Task details: Copy out all lines where "在运输能力上有运输" appears.

Supplied data:

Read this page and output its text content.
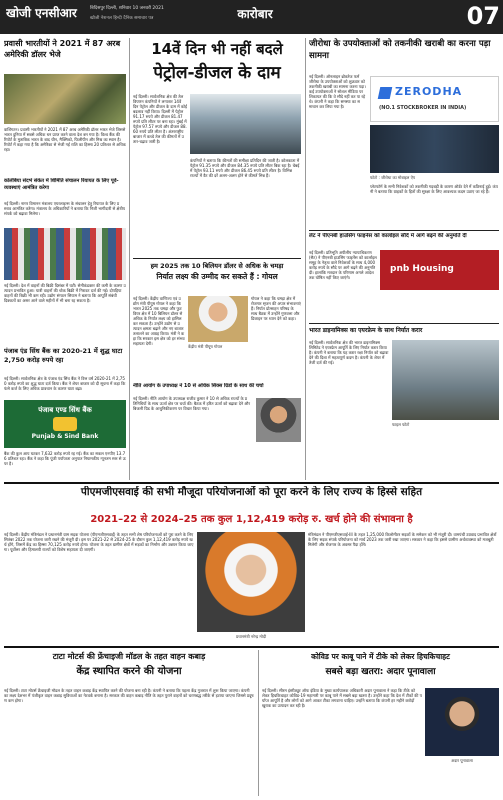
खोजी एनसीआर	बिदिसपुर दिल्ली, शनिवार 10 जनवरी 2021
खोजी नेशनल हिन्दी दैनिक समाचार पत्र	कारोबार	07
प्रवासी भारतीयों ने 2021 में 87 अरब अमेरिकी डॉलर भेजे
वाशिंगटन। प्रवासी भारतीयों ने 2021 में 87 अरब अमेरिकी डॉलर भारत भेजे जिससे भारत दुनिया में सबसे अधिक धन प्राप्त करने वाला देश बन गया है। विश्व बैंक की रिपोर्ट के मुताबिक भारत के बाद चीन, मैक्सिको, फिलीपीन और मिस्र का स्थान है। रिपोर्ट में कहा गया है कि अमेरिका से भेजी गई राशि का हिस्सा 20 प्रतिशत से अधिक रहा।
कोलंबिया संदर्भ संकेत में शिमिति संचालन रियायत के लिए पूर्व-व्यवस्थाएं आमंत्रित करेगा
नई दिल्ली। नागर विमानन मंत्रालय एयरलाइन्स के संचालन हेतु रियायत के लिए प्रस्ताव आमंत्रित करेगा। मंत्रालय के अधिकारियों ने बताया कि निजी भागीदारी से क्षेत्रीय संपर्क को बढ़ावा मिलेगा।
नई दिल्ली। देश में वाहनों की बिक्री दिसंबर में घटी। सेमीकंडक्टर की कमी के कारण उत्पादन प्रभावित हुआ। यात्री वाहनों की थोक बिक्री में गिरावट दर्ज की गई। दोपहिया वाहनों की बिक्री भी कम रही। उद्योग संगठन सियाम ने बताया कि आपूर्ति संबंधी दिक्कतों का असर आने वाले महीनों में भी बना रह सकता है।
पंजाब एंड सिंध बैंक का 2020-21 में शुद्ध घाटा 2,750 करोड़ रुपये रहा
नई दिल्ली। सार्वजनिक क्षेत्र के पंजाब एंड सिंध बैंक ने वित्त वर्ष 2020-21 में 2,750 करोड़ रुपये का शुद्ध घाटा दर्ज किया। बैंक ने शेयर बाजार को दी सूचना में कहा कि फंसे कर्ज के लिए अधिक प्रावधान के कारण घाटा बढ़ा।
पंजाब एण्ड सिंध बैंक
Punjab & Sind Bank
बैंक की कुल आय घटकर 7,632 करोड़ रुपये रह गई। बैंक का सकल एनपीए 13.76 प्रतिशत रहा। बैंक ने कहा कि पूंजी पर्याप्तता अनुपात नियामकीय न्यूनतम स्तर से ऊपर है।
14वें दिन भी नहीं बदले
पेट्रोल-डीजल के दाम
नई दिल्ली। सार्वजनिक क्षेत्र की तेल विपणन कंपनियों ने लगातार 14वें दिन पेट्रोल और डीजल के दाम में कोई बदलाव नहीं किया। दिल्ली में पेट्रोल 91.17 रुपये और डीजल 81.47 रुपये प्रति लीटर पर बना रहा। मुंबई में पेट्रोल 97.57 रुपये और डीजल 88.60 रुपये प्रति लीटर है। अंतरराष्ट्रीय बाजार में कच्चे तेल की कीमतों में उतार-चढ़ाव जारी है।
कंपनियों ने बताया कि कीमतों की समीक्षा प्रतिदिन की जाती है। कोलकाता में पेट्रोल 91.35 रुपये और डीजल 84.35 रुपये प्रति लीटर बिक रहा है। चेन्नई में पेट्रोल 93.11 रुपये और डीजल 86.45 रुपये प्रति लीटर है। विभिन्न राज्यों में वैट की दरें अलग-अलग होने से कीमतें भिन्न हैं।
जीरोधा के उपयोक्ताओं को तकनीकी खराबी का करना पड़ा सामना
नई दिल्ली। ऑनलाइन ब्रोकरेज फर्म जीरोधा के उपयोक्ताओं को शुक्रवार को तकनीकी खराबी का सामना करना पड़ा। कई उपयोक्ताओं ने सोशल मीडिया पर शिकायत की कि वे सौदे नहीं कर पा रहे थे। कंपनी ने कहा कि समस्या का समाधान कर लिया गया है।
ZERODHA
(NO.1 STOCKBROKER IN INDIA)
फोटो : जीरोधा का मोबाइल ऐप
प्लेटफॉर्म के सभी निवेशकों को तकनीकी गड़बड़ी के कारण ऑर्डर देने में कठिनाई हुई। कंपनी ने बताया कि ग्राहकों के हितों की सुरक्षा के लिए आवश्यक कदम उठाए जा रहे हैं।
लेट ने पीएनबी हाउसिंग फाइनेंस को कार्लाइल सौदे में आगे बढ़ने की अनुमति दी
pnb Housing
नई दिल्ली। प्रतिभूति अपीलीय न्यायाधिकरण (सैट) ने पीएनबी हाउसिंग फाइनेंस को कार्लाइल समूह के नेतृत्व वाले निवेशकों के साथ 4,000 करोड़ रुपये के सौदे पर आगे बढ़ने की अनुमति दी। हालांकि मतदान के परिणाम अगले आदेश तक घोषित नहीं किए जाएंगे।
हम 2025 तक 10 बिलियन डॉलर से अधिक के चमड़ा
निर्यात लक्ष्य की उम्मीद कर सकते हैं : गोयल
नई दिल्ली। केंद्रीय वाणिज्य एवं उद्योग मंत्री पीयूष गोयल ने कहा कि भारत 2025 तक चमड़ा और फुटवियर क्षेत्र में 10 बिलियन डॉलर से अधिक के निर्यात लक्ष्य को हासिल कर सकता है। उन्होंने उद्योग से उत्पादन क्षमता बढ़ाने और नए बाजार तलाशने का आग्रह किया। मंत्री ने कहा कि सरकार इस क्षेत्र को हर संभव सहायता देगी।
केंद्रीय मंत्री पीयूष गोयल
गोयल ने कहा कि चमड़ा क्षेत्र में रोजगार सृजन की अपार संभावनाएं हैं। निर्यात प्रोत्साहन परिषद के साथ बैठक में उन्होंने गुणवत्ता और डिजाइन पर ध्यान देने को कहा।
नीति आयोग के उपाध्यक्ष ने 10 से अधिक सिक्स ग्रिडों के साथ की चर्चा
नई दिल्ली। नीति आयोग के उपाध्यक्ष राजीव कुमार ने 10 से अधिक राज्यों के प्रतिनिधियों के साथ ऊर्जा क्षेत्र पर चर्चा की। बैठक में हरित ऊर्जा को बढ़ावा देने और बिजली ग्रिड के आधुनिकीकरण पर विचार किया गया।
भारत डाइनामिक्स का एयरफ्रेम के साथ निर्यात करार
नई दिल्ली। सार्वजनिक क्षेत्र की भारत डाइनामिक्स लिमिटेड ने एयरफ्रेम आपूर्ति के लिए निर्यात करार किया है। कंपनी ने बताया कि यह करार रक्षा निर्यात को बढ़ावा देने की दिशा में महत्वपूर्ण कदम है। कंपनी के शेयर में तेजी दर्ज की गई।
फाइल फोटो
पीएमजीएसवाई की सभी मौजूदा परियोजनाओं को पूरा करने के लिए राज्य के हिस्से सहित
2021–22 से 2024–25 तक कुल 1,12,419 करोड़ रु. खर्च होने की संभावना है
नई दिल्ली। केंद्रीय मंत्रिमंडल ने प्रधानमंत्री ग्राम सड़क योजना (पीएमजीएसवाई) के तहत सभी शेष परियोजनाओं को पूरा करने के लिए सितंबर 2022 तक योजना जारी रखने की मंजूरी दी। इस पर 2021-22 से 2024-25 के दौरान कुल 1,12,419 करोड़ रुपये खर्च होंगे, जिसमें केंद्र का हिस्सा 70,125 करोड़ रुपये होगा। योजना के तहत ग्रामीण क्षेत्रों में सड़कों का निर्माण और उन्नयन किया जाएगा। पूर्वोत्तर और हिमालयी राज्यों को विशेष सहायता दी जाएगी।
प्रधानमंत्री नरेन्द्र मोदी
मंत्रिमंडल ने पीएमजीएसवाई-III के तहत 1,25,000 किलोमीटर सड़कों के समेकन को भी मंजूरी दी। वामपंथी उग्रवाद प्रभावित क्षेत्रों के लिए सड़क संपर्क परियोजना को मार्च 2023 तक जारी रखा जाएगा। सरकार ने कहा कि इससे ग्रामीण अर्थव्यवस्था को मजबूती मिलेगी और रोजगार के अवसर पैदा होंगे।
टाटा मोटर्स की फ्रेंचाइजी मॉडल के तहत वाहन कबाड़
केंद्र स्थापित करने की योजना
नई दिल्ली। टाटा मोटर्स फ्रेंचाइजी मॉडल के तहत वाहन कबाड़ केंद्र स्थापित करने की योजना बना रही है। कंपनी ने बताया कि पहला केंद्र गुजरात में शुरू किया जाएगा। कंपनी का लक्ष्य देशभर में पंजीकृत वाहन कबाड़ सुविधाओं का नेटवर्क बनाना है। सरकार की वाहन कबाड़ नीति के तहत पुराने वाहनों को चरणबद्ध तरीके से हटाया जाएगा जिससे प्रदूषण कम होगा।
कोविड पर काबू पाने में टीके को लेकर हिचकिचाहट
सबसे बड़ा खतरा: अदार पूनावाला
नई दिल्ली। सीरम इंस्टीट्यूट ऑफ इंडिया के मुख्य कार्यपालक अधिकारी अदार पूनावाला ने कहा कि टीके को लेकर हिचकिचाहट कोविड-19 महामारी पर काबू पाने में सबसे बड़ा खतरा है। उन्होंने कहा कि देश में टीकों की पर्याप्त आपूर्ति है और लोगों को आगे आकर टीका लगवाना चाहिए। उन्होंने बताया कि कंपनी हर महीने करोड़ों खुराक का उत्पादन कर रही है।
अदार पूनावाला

==

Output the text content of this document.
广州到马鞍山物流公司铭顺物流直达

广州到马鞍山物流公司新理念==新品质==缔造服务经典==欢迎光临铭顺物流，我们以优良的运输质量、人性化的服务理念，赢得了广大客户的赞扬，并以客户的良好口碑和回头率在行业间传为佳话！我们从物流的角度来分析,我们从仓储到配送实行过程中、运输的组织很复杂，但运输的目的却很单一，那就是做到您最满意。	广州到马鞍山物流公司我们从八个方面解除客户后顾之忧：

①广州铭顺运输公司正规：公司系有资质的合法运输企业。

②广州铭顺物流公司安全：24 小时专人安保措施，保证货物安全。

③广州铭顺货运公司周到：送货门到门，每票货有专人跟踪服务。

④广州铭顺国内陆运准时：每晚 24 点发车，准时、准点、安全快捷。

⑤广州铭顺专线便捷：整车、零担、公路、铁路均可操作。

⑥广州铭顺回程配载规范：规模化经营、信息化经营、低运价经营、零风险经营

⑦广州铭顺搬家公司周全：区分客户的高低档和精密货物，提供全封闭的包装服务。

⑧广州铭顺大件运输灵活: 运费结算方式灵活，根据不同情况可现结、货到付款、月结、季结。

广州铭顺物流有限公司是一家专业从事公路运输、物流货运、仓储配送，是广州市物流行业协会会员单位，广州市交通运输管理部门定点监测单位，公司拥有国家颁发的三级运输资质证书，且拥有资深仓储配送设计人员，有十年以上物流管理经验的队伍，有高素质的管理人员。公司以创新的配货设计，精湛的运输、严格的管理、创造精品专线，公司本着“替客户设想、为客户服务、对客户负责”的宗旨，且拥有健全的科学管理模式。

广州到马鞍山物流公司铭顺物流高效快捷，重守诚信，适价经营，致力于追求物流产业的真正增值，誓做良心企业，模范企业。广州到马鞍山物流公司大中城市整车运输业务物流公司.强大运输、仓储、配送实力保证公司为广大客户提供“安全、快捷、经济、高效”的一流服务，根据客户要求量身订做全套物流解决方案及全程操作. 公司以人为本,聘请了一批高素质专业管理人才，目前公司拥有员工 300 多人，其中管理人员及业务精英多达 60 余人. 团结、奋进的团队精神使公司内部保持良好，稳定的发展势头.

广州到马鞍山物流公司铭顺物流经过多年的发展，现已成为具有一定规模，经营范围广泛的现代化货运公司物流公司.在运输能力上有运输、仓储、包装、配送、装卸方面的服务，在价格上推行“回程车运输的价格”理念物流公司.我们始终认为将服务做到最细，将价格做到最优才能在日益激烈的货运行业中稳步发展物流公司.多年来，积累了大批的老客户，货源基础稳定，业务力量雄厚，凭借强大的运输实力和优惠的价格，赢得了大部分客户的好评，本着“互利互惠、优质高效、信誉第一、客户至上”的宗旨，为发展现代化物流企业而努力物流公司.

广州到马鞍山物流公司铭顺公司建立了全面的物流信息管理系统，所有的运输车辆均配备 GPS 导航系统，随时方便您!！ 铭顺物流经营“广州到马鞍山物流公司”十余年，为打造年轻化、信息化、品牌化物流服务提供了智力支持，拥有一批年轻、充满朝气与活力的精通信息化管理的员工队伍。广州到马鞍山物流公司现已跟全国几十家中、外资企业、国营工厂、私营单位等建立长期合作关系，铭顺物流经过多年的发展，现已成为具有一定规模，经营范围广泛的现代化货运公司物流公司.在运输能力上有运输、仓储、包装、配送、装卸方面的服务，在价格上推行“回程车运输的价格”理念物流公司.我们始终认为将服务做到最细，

Result:
广州到马鞍山物流公司铭顺物流经过多年的发展，现已成为具有一定规模，经营范围广泛的现代化货运公司物流公司.在运输能力上有运输、仓储、包装、配送、装卸方面的服务，在价格上推行“回程车运输的价格”理念物流公司.我们始终认为将服务做到最细，将价格做到最优才能在日益激烈的货运行业中稳步发展物流公司.多年来，积累了大批的老客户，货源基础稳定，业务力量雄厚，凭借强大的运输实力和优惠的价格，赢得了大部分客户的好评，本着“互利互惠、优质高效、信誉第一、客户至上”的宗旨，为发展现代化物流企业而努力物流公司.
广州到马鞍山物流公司铭顺公司建立了全面的物流信息管理系统，所有的运输车辆均配备 GPS 导航系统，随时方便您!！ 铭顺物流经营“广州到马鞍山物流公司”十余年，为打造年轻化、信息化、品牌化物流服务提供了智力支持，拥有一批年轻、充满朝气与活力的精通信息化管理的员工队伍。广州到马鞍山物流公司现已跟全国几十家中、外资企业、国营工厂、私营单位等建立长期合作关系，铭顺物流经过多年的发展，现已成为具有一定规模，经营范围广泛的现代化货运公司物流公司.在运输能力上有运输、仓储、包装、配送、装卸方面的服务，在价格上推行“回程车运输的价格”理念物流公司.我们始终认为将服务做到最细，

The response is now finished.